Short task: Repeat the material exactly, leaving nothing out.

Material for the task:
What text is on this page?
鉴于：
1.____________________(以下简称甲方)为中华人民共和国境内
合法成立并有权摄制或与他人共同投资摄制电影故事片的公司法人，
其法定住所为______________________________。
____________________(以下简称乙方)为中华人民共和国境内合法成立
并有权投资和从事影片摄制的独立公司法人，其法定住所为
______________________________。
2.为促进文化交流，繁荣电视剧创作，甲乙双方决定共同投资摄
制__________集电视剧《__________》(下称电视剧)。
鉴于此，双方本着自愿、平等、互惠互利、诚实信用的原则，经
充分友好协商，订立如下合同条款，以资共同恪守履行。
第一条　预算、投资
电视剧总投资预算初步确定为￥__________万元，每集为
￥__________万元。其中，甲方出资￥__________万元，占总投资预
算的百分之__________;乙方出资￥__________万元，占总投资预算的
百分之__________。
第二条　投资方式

Output of the task:
What text is on this page?
鉴于：
1.____________________(以下简称甲方)为中华人民共和国境内
合法成立并有权摄制或与他人共同投资摄制电影故事片的公司法人，
其法定住所为______________________________。
____________________(以下简称乙方)为中华人民共和国境内合法成立
并有权投资和从事影片摄制的独立公司法人，其法定住所为
______________________________。
2.为促进文化交流，繁荣电视剧创作，甲乙双方决定共同投资摄
制__________集电视剧《__________》(下称电视剧)。
鉴于此，双方本着自愿、平等、互惠互利、诚实信用的原则，经
充分友好协商，订立如下合同条款，以资共同恪守履行。
第一条　预算、投资
电视剧总投资预算初步确定为￥__________万元，每集为
￥__________万元。其中，甲方出资￥__________万元，占总投资预
算的百分之__________;乙方出资￥__________万元，占总投资预算的
百分之__________。
第二条　投资方式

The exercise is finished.